[Stated exercise]: Will you transcribe all the entries word for word, skipping the pictures they hold?

---- Information provided

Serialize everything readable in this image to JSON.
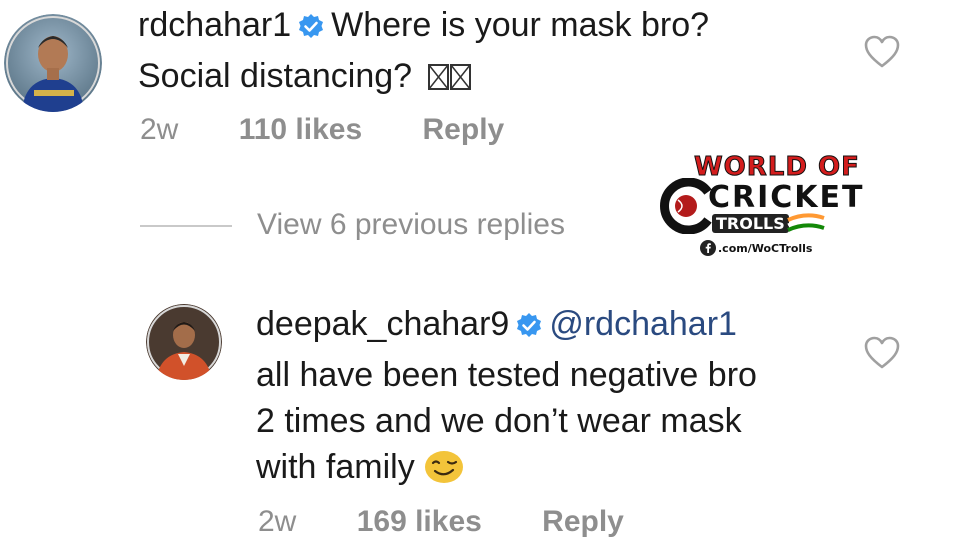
{
  "comment1": {
    "username": "rdchahar1",
    "text_line1": "Where is your mask bro?",
    "text_line2": "Social distancing?",
    "time": "2w",
    "likes": "110 likes",
    "reply": "Reply"
  },
  "view_replies": "View 6 previous replies",
  "comment2": {
    "username": "deepak_chahar9",
    "mention": "@rdchahar1",
    "line1": "all have been tested negative bro",
    "line2": "2 times and we don’t wear mask",
    "line3": "with family",
    "time": "2w",
    "likes": "169 likes",
    "reply": "Reply"
  },
  "watermark": {
    "top": "WORLD OF",
    "mid": "CRICKET",
    "bottom": "TROLLS",
    "url": ".com/WoCTrolls"
  },
  "icons": {
    "verified": "verified-badge-icon",
    "heart": "heart-outline-icon",
    "emoji": "winking-face-icon"
  },
  "colors": {
    "verified_blue": "#3897f0",
    "meta_gray": "#8e8e8e",
    "watermark_red": "#d31d1d"
  }
}
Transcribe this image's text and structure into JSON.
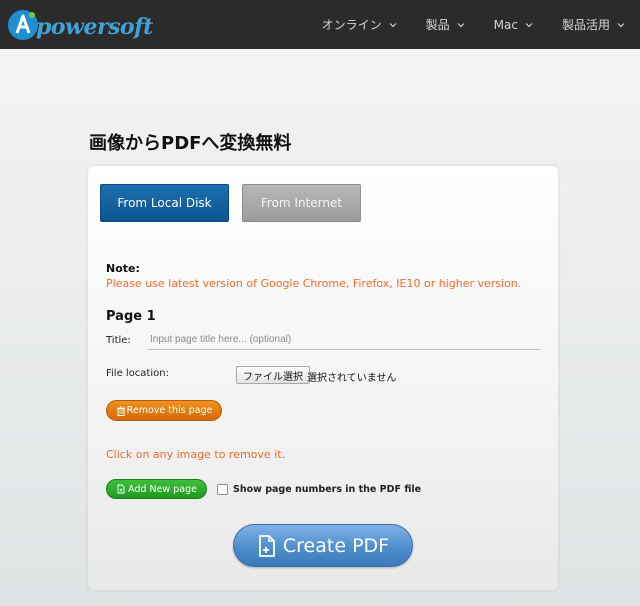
{
  "header": {
    "logo_text": "powersoft",
    "nav": [
      {
        "label": "オンライン"
      },
      {
        "label": "製品"
      },
      {
        "label": "Mac"
      },
      {
        "label": "製品活用"
      }
    ]
  },
  "page": {
    "title": "画像からPDFへ変換無料"
  },
  "tabs": {
    "local": "From Local Disk",
    "internet": "From Internet"
  },
  "note": {
    "label": "Note:",
    "text": "Please use latest version of Google Chrome, Firefox, IE10 or higher version."
  },
  "page_block": {
    "heading": "Page 1",
    "title_label": "Title:",
    "title_placeholder": "Input page title here... (optional)",
    "file_label": "File location:",
    "file_button": "ファイル選択",
    "file_status": "選択されていません",
    "remove_button": "Remove this page"
  },
  "hint": "Click on any image to remove it.",
  "actions": {
    "add_page": "Add New page",
    "show_numbers": "Show page numbers in the PDF file",
    "create": "Create PDF"
  },
  "colors": {
    "accent_blue": "#0b5592",
    "warning_orange": "#f26a2a",
    "remove_orange": "#e07a12",
    "add_green": "#2aa82a"
  }
}
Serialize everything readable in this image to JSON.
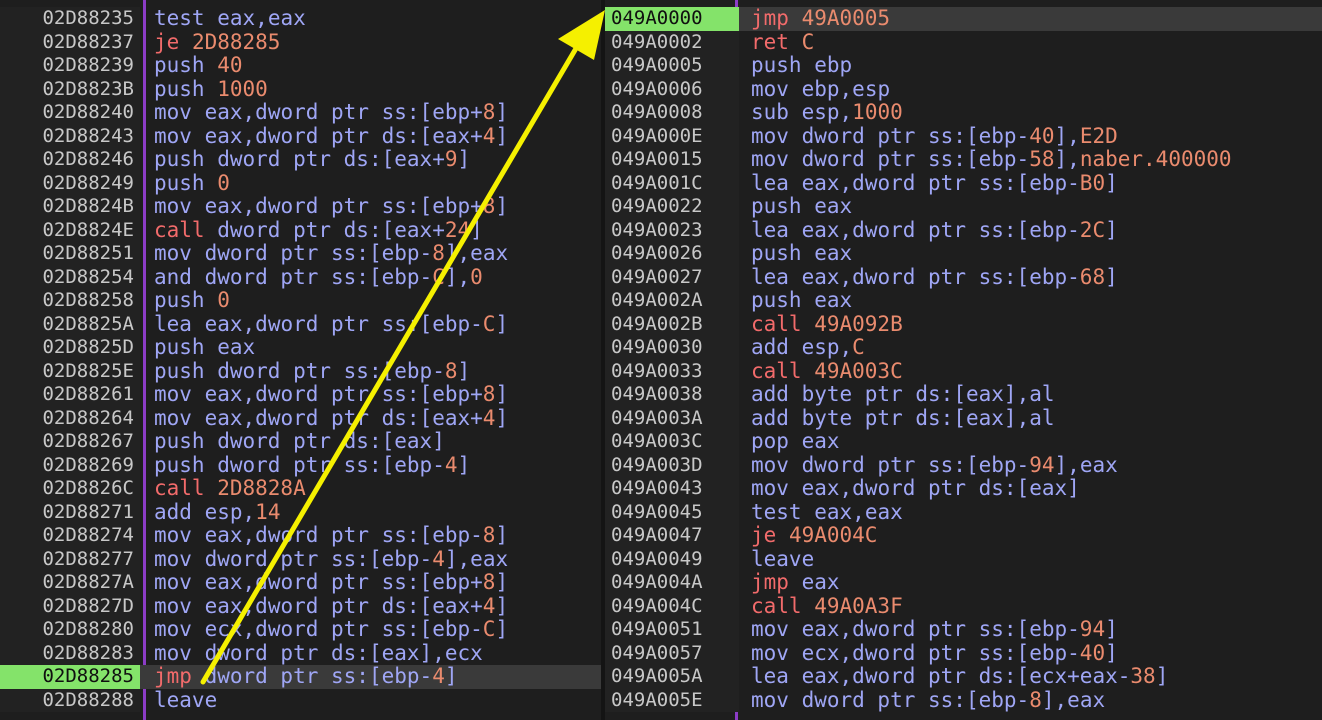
{
  "left": {
    "addresses": [
      "02D88235",
      "02D88237",
      "02D88239",
      "02D8823B",
      "02D88240",
      "02D88243",
      "02D88246",
      "02D88249",
      "02D8824B",
      "02D8824E",
      "02D88251",
      "02D88254",
      "02D88258",
      "02D8825A",
      "02D8825D",
      "02D8825E",
      "02D88261",
      "02D88264",
      "02D88267",
      "02D88269",
      "02D8826C",
      "02D88271",
      "02D88274",
      "02D88277",
      "02D8827A",
      "02D8827D",
      "02D88280",
      "02D88283",
      "02D88285",
      "02D88288"
    ],
    "instructions": [
      "test eax,eax",
      "je 2D88285",
      "push 40",
      "push 1000",
      "mov eax,dword ptr ss:[ebp+8]",
      "mov eax,dword ptr ds:[eax+4]",
      "push dword ptr ds:[eax+9]",
      "push 0",
      "mov eax,dword ptr ss:[ebp+8]",
      "call dword ptr ds:[eax+24]",
      "mov dword ptr ss:[ebp-8],eax",
      "and dword ptr ss:[ebp-C],0",
      "push 0",
      "lea eax,dword ptr ss:[ebp-C]",
      "push eax",
      "push dword ptr ss:[ebp-8]",
      "mov eax,dword ptr ss:[ebp+8]",
      "mov eax,dword ptr ds:[eax+4]",
      "push dword ptr ds:[eax]",
      "push dword ptr ss:[ebp-4]",
      "call 2D8828A",
      "add esp,14",
      "mov eax,dword ptr ss:[ebp-8]",
      "mov dword ptr ss:[ebp-4],eax",
      "mov eax,dword ptr ss:[ebp+8]",
      "mov eax,dword ptr ds:[eax+4]",
      "mov ecx,dword ptr ss:[ebp-C]",
      "mov dword ptr ds:[eax],ecx",
      "jmp dword ptr ss:[ebp-4]",
      "leave"
    ],
    "selected_index": 28
  },
  "right": {
    "addresses": [
      "049A0000",
      "049A0002",
      "049A0005",
      "049A0006",
      "049A0008",
      "049A000E",
      "049A0015",
      "049A001C",
      "049A0022",
      "049A0023",
      "049A0026",
      "049A0027",
      "049A002A",
      "049A002B",
      "049A0030",
      "049A0033",
      "049A0038",
      "049A003A",
      "049A003C",
      "049A003D",
      "049A0043",
      "049A0045",
      "049A0047",
      "049A0049",
      "049A004A",
      "049A004C",
      "049A0051",
      "049A0057",
      "049A005A",
      "049A005E"
    ],
    "instructions": [
      "jmp 49A0005",
      "ret C",
      "push ebp",
      "mov ebp,esp",
      "sub esp,1000",
      "mov dword ptr ss:[ebp-40],E2D",
      "mov dword ptr ss:[ebp-58],naber.400000",
      "lea eax,dword ptr ss:[ebp-B0]",
      "push eax",
      "lea eax,dword ptr ss:[ebp-2C]",
      "push eax",
      "lea eax,dword ptr ss:[ebp-68]",
      "push eax",
      "call 49A092B",
      "add esp,C",
      "call 49A003C",
      "add byte ptr ds:[eax],al",
      "add byte ptr ds:[eax],al",
      "pop eax",
      "mov dword ptr ss:[ebp-94],eax",
      "mov eax,dword ptr ds:[eax]",
      "test eax,eax",
      "je 49A004C",
      "leave",
      "jmp eax",
      "call 49A0A3F",
      "mov eax,dword ptr ss:[ebp-94]",
      "mov ecx,dword ptr ss:[ebp-40]",
      "lea eax,dword ptr ds:[ecx+eax-38]",
      "mov dword ptr ss:[ebp-8],eax"
    ],
    "selected_index": 0
  },
  "colors": {
    "background": "#1e1e1e",
    "address_selected": "#84e36a",
    "separator": "#8c3cc6",
    "arrow": "#f5f000",
    "number": "#ea8b6e",
    "jump_call": "#f26b6b"
  }
}
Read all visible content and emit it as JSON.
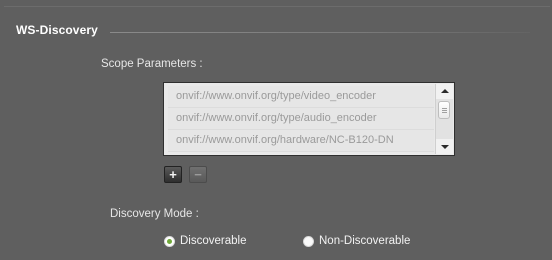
{
  "section": {
    "title": "WS-Discovery"
  },
  "scope": {
    "label": "Scope Parameters :",
    "items": [
      "onvif://www.onvif.org/type/video_encoder",
      "onvif://www.onvif.org/type/audio_encoder",
      "onvif://www.onvif.org/hardware/NC-B120-DN"
    ],
    "add_label": "+",
    "remove_label": "−"
  },
  "discovery": {
    "label": "Discovery Mode :",
    "options": [
      {
        "label": "Discoverable",
        "selected": true
      },
      {
        "label": "Non-Discoverable",
        "selected": false
      }
    ]
  },
  "colors": {
    "background": "#5f5f5f",
    "radio_selected": "#6fa83a"
  },
  "icons": {
    "scroll_up": "triangle-up-icon",
    "scroll_down": "triangle-down-icon"
  }
}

--------

[Solution below]:
Serialize everything readable in this image to JSON.
{
  "comment1": {
    "username": "rdchahar1",
    "text_line1": "Where is your mask bro?",
    "text_line2": "Social distancing?",
    "time": "2w",
    "likes": "110 likes",
    "reply": "Reply"
  },
  "view_replies": "View 6 previous replies",
  "comment2": {
    "username": "deepak_chahar9",
    "mention": "@rdchahar1",
    "line1": "all have been tested negative bro",
    "line2": "2 times and we don’t wear mask",
    "line3": "with family",
    "time": "2w",
    "likes": "169 likes",
    "reply": "Reply"
  },
  "watermark": {
    "top": "WORLD OF",
    "mid": "CRICKET",
    "bottom": "TROLLS",
    "url": ".com/WoCTrolls"
  },
  "icons": {
    "verified": "verified-badge-icon",
    "heart": "heart-outline-icon",
    "emoji": "winking-face-icon"
  },
  "colors": {
    "verified_blue": "#3897f0",
    "meta_gray": "#8e8e8e",
    "watermark_red": "#d31d1d"
  }
}
Transcribe this image's text and structure into JSON.
{
  "header": {
    "logo_text": "powersoft",
    "nav": [
      {
        "label": "オンライン"
      },
      {
        "label": "製品"
      },
      {
        "label": "Mac"
      },
      {
        "label": "製品活用"
      }
    ]
  },
  "page": {
    "title": "画像からPDFへ変換無料"
  },
  "tabs": {
    "local": "From Local Disk",
    "internet": "From Internet"
  },
  "note": {
    "label": "Note:",
    "text": "Please use latest version of Google Chrome, Firefox, IE10 or higher version."
  },
  "page_block": {
    "heading": "Page 1",
    "title_label": "Title:",
    "title_placeholder": "Input page title here... (optional)",
    "file_label": "File location:",
    "file_button": "ファイル選択",
    "file_status": "選択されていません",
    "remove_button": "Remove this page"
  },
  "hint": "Click on any image to remove it.",
  "actions": {
    "add_page": "Add New page",
    "show_numbers": "Show page numbers in the PDF file",
    "create": "Create PDF"
  },
  "colors": {
    "accent_blue": "#0b5592",
    "warning_orange": "#f26a2a",
    "remove_orange": "#e07a12",
    "add_green": "#2aa82a"
  }
}
Serialize everything readable in this image to JSON.
{
  "left": {
    "addresses": [
      "02D88235",
      "02D88237",
      "02D88239",
      "02D8823B",
      "02D88240",
      "02D88243",
      "02D88246",
      "02D88249",
      "02D8824B",
      "02D8824E",
      "02D88251",
      "02D88254",
      "02D88258",
      "02D8825A",
      "02D8825D",
      "02D8825E",
      "02D88261",
      "02D88264",
      "02D88267",
      "02D88269",
      "02D8826C",
      "02D88271",
      "02D88274",
      "02D88277",
      "02D8827A",
      "02D8827D",
      "02D88280",
      "02D88283",
      "02D88285",
      "02D88288"
    ],
    "instructions": [
      "test eax,eax",
      "je 2D88285",
      "push 40",
      "push 1000",
      "mov eax,dword ptr ss:[ebp+8]",
      "mov eax,dword ptr ds:[eax+4]",
      "push dword ptr ds:[eax+9]",
      "push 0",
      "mov eax,dword ptr ss:[ebp+8]",
      "call dword ptr ds:[eax+24]",
      "mov dword ptr ss:[ebp-8],eax",
      "and dword ptr ss:[ebp-C],0",
      "push 0",
      "lea eax,dword ptr ss:[ebp-C]",
      "push eax",
      "push dword ptr ss:[ebp-8]",
      "mov eax,dword ptr ss:[ebp+8]",
      "mov eax,dword ptr ds:[eax+4]",
      "push dword ptr ds:[eax]",
      "push dword ptr ss:[ebp-4]",
      "call 2D8828A",
      "add esp,14",
      "mov eax,dword ptr ss:[ebp-8]",
      "mov dword ptr ss:[ebp-4],eax",
      "mov eax,dword ptr ss:[ebp+8]",
      "mov eax,dword ptr ds:[eax+4]",
      "mov ecx,dword ptr ss:[ebp-C]",
      "mov dword ptr ds:[eax],ecx",
      "jmp dword ptr ss:[ebp-4]",
      "leave"
    ],
    "selected_index": 28
  },
  "right": {
    "addresses": [
      "049A0000",
      "049A0002",
      "049A0005",
      "049A0006",
      "049A0008",
      "049A000E",
      "049A0015",
      "049A001C",
      "049A0022",
      "049A0023",
      "049A0026",
      "049A0027",
      "049A002A",
      "049A002B",
      "049A0030",
      "049A0033",
      "049A0038",
      "049A003A",
      "049A003C",
      "049A003D",
      "049A0043",
      "049A0045",
      "049A0047",
      "049A0049",
      "049A004A",
      "049A004C",
      "049A0051",
      "049A0057",
      "049A005A",
      "049A005E"
    ],
    "instructions": [
      "jmp 49A0005",
      "ret C",
      "push ebp",
      "mov ebp,esp",
      "sub esp,1000",
      "mov dword ptr ss:[ebp-40],E2D",
      "mov dword ptr ss:[ebp-58],naber.400000",
      "lea eax,dword ptr ss:[ebp-B0]",
      "push eax",
      "lea eax,dword ptr ss:[ebp-2C]",
      "push eax",
      "lea eax,dword ptr ss:[ebp-68]",
      "push eax",
      "call 49A092B",
      "add esp,C",
      "call 49A003C",
      "add byte ptr ds:[eax],al",
      "add byte ptr ds:[eax],al",
      "pop eax",
      "mov dword ptr ss:[ebp-94],eax",
      "mov eax,dword ptr ds:[eax]",
      "test eax,eax",
      "je 49A004C",
      "leave",
      "jmp eax",
      "call 49A0A3F",
      "mov eax,dword ptr ss:[ebp-94]",
      "mov ecx,dword ptr ss:[ebp-40]",
      "lea eax,dword ptr ds:[ecx+eax-38]",
      "mov dword ptr ss:[ebp-8],eax"
    ],
    "selected_index": 0
  },
  "colors": {
    "background": "#1e1e1e",
    "address_selected": "#84e36a",
    "separator": "#8c3cc6",
    "arrow": "#f5f000",
    "number": "#ea8b6e",
    "jump_call": "#f26b6b"
  }
}
Read all visible content and emit it as JSON.
{
  "section": {
    "title": "WS-Discovery"
  },
  "scope": {
    "label": "Scope Parameters :",
    "items": [
      "onvif://www.onvif.org/type/video_encoder",
      "onvif://www.onvif.org/type/audio_encoder",
      "onvif://www.onvif.org/hardware/NC-B120-DN"
    ],
    "add_label": "+",
    "remove_label": "−"
  },
  "discovery": {
    "label": "Discovery Mode :",
    "options": [
      {
        "label": "Discoverable",
        "selected": true
      },
      {
        "label": "Non-Discoverable",
        "selected": false
      }
    ]
  },
  "colors": {
    "background": "#5f5f5f",
    "radio_selected": "#6fa83a"
  },
  "icons": {
    "scroll_up": "triangle-up-icon",
    "scroll_down": "triangle-down-icon"
  }
}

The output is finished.